┌─ Record excerpts

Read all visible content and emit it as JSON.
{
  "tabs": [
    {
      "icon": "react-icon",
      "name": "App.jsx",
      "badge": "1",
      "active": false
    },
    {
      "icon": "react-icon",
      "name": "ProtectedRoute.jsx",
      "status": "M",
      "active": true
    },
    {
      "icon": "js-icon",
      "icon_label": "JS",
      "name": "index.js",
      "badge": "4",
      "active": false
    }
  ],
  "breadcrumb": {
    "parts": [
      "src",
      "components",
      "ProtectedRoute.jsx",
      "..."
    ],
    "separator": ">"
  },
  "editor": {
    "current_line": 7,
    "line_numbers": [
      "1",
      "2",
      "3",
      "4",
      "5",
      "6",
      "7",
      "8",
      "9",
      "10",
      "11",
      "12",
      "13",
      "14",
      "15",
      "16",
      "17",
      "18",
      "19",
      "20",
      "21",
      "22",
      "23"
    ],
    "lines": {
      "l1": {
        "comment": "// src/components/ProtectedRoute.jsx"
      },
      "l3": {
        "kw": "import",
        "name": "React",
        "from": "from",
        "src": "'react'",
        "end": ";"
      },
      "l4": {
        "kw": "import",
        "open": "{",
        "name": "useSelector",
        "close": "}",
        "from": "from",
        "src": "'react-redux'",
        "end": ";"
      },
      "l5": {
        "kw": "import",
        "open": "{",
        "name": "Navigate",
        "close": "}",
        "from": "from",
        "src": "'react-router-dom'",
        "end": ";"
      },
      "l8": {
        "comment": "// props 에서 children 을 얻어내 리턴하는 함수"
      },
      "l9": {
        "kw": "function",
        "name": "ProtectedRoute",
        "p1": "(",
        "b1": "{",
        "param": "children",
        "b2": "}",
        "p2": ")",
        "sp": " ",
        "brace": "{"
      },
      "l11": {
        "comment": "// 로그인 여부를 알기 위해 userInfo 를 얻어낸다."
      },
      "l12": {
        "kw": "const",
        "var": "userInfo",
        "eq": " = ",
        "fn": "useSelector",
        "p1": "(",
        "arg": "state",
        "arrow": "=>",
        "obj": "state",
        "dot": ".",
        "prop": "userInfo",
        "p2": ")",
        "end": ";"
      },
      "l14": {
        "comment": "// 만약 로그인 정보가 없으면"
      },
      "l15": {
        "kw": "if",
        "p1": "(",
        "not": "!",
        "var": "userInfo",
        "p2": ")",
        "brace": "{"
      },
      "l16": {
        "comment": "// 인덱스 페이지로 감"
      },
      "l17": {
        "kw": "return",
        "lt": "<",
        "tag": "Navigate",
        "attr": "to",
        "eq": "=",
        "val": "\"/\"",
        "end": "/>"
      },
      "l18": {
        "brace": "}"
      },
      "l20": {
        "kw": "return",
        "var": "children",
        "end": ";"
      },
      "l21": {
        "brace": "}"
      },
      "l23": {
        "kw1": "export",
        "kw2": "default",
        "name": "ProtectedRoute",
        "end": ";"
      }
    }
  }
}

└─

Return all lines containing "userInfo".

        "comment": "// 로그인 여부를 알기 위해 userInfo 를 얻어낸다."
        "var": "userInfo",
        "prop": "userInfo",
        "var": "userInfo",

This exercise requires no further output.